▸ TASK INSTRUCTIONS
1. Rewrite the part of the crane school lawsuit report that opens with the words containing "The California Crane" and closes with "of its competitors.", swapping "competitors" for "rivals".
2. According to the crane school lawsuit report, in which month was the California Crane School struck off the NCCCO list?

▸ TEXT UNDER STUDY
—————

In order to view all images, please register and log in. This will also allow you to comment on our stories and have the option to receive our email alerts. Click here to register
19.03.2008

Trainer sues NCCCO

The California Crane School, an operator training centre based in Nevada City, California is to file a suit against the National Commission for the Certification of Crane Operators, this afternoon for removing it from its list of approved examiners.

The school was struck off in January and permanently suspended from all NCCCO certification and accreditation.

The NCCCO is a not for profit organisation which works with privately owned training centres and trainers to test and certify crane operators. For those of you familiar with IPAF, the NCCCO is owned and organised in a similar way, although it cocentrates on examining and certifyoing operators, not training them.

The suit filed by the school and its director John Nypl, alleges that the NCCCO has tried for years to close it down and that it has withdrawn it from the list of approved centres in order to favour one of its competitors.

—————

▸ SOURCE MATERIAL
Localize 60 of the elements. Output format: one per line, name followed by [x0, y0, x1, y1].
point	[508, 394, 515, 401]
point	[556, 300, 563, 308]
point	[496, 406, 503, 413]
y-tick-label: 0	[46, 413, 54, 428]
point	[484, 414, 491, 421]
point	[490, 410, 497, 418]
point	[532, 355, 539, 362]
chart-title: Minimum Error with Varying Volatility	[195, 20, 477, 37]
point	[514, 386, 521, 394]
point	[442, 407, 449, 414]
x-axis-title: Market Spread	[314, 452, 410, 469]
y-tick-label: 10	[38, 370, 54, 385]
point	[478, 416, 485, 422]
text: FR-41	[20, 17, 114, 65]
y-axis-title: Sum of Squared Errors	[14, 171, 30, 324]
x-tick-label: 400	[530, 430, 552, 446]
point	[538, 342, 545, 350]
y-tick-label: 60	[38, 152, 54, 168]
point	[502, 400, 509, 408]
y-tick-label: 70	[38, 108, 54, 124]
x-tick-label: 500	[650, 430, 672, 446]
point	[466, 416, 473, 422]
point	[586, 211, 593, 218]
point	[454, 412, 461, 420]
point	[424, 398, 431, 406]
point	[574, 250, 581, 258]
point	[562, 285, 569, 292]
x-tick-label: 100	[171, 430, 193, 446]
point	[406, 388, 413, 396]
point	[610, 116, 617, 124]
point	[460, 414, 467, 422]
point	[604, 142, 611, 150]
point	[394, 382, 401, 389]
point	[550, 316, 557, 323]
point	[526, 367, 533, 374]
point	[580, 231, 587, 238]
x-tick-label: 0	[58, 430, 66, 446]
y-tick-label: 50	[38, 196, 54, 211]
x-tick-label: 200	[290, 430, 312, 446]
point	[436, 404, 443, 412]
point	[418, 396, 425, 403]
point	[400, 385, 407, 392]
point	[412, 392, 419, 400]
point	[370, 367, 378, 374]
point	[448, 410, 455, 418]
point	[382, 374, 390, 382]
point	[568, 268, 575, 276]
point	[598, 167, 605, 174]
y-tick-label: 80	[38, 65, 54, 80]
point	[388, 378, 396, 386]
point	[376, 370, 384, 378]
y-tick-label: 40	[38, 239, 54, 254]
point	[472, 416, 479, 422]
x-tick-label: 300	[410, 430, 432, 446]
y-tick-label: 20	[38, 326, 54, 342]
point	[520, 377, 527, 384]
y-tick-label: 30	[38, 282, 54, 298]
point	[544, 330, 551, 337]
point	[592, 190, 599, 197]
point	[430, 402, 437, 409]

—————

▸ EXPECTED OUTPUTS
1.
The California Crane School, an operator training centre based in Nevada City, California is to file a suit against the National Commission for the Certification of Crane Operators, this afternoon for removing it from its list of approved examiners.

The school was struck off in January and permanently suspended from all NCCCO certification and accreditation.

The NCCCO is a not for profit organisation which works with privately owned training centres and trainers to test and certify crane operators. For those of you familiar with IPAF, the NCCCO is owned and organised in a similar way, although it cocentrates on examining and certifyoing operators, not training them.

The suit filed by the school and its director John Nypl, alleges that the NCCCO has tried for years to close it down and that it has withdrawn it from the list of approved centres in order to favour one of its rivals.

2. January